>> BEGIN

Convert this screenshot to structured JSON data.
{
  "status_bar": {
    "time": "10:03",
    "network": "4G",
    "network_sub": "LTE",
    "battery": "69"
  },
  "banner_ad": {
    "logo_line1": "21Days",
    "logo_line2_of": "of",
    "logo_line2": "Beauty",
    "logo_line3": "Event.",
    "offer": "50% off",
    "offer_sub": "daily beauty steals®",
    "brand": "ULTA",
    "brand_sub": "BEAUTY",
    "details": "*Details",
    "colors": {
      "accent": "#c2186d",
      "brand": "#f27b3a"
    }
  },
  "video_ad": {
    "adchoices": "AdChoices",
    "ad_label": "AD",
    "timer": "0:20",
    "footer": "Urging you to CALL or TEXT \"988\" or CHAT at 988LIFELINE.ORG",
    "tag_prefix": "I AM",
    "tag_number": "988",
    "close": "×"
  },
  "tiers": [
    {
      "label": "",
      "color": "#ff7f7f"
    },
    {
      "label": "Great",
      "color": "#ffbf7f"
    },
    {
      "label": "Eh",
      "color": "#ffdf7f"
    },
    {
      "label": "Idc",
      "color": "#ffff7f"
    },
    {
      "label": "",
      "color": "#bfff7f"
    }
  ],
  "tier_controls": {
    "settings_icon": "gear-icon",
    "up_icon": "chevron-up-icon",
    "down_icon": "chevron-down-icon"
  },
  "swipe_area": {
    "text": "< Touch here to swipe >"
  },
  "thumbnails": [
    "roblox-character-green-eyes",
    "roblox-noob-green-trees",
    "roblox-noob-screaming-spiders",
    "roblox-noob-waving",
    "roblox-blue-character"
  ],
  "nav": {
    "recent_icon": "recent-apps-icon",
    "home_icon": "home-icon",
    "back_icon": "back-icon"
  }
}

>> END

**TASK DESCRIPTION:** Determine the number of lines in the listing that hold the word "green", and supply that number and nothing further.

**SOLUTION FOR THIS EXERCISE:** 2